§ Dataset rows

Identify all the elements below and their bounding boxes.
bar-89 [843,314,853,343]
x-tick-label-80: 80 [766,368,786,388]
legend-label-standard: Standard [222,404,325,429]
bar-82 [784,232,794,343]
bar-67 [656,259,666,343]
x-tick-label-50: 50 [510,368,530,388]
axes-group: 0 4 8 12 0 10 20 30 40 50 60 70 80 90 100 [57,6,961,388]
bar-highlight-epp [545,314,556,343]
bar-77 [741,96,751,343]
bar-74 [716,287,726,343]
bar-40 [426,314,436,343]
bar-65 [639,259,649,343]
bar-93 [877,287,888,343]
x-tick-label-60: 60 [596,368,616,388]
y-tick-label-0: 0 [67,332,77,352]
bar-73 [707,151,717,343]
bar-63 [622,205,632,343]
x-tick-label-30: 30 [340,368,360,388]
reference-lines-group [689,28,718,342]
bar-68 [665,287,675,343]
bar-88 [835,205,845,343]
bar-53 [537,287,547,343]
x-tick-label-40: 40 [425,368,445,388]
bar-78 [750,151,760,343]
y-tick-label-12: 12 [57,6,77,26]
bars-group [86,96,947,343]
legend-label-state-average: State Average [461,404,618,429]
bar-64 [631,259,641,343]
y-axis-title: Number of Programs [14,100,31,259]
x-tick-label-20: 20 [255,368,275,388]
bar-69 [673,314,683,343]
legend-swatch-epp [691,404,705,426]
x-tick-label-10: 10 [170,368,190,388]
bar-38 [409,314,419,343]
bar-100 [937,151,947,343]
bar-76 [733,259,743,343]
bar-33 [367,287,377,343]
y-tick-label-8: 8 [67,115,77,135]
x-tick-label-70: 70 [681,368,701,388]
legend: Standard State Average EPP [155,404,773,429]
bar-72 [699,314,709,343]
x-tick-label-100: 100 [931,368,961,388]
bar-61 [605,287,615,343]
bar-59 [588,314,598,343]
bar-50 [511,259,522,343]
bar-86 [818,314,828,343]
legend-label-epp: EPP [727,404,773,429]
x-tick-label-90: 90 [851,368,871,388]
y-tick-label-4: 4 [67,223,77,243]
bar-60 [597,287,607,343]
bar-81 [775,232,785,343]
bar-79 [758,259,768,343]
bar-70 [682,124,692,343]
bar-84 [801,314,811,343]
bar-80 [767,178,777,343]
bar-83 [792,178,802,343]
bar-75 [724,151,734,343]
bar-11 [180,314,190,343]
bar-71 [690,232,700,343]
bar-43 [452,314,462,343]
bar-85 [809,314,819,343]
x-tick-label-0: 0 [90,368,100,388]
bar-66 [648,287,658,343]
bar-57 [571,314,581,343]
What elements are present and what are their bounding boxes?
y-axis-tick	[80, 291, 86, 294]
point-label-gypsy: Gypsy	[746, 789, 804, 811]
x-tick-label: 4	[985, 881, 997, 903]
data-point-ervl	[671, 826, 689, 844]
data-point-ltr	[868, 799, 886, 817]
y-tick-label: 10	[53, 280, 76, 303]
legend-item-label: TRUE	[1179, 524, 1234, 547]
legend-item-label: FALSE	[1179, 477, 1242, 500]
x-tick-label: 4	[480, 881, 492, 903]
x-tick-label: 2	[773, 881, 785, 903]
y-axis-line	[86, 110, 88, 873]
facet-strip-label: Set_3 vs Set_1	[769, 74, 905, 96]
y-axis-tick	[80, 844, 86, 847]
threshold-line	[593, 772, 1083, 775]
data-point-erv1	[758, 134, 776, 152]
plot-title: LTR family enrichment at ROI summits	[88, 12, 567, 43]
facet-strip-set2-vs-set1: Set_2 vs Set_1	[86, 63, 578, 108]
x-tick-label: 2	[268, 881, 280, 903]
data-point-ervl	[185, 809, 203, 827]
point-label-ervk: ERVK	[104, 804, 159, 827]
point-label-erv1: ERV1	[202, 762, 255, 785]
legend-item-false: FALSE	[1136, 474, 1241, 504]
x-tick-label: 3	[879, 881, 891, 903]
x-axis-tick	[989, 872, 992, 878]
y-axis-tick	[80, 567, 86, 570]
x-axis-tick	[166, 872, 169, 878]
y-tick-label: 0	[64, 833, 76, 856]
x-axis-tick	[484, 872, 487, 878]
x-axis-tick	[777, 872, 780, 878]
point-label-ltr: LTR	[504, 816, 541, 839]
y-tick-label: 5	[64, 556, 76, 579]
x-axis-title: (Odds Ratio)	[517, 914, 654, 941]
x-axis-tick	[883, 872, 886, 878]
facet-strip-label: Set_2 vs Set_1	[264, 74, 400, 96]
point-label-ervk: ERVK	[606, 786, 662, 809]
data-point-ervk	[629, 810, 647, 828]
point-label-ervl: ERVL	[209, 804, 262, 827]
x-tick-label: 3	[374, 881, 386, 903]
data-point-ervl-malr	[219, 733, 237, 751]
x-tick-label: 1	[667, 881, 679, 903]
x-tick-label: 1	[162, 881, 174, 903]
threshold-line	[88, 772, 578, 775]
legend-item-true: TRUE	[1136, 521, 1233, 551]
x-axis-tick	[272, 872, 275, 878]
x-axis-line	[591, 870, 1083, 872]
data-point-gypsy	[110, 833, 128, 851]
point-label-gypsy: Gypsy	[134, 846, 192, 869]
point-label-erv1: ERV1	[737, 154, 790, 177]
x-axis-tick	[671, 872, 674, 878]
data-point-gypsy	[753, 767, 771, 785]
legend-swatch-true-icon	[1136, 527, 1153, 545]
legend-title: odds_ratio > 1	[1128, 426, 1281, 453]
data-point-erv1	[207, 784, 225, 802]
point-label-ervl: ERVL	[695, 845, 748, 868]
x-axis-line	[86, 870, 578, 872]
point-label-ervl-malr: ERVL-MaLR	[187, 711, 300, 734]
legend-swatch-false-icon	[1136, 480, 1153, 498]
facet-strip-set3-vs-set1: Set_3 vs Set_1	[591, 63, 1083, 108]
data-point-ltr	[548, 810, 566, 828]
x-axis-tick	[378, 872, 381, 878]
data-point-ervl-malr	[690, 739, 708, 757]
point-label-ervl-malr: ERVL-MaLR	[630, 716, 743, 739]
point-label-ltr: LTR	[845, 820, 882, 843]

§ Given exercise
Reproduce the records verbatim from their beginning through the line containing "x-tick-label-20: 20 [255,368,275,388]", with both ends included.

§ Task output
Identify all the elements below and their bounding boxes.
bar-89 [843,314,853,343]
x-tick-label-80: 80 [766,368,786,388]
legend-label-standard: Standard [222,404,325,429]
bar-82 [784,232,794,343]
bar-67 [656,259,666,343]
x-tick-label-50: 50 [510,368,530,388]
axes-group: 0 4 8 12 0 10 20 30 40 50 60 70 80 90 100 [57,6,961,388]
bar-highlight-epp [545,314,556,343]
bar-77 [741,96,751,343]
bar-74 [716,287,726,343]
bar-40 [426,314,436,343]
bar-65 [639,259,649,343]
bar-93 [877,287,888,343]
x-tick-label-60: 60 [596,368,616,388]
y-tick-label-0: 0 [67,332,77,352]
bar-73 [707,151,717,343]
bar-63 [622,205,632,343]
x-tick-label-30: 30 [340,368,360,388]
reference-lines-group [689,28,718,342]
bar-68 [665,287,675,343]
bar-88 [835,205,845,343]
bar-53 [537,287,547,343]
x-tick-label-40: 40 [425,368,445,388]
bar-78 [750,151,760,343]
y-tick-label-12: 12 [57,6,77,26]
bars-group [86,96,947,343]
legend-label-state-average: State Average [461,404,618,429]
bar-64 [631,259,641,343]
y-axis-title: Number of Programs [14,100,31,259]
x-tick-label-20: 20 [255,368,275,388]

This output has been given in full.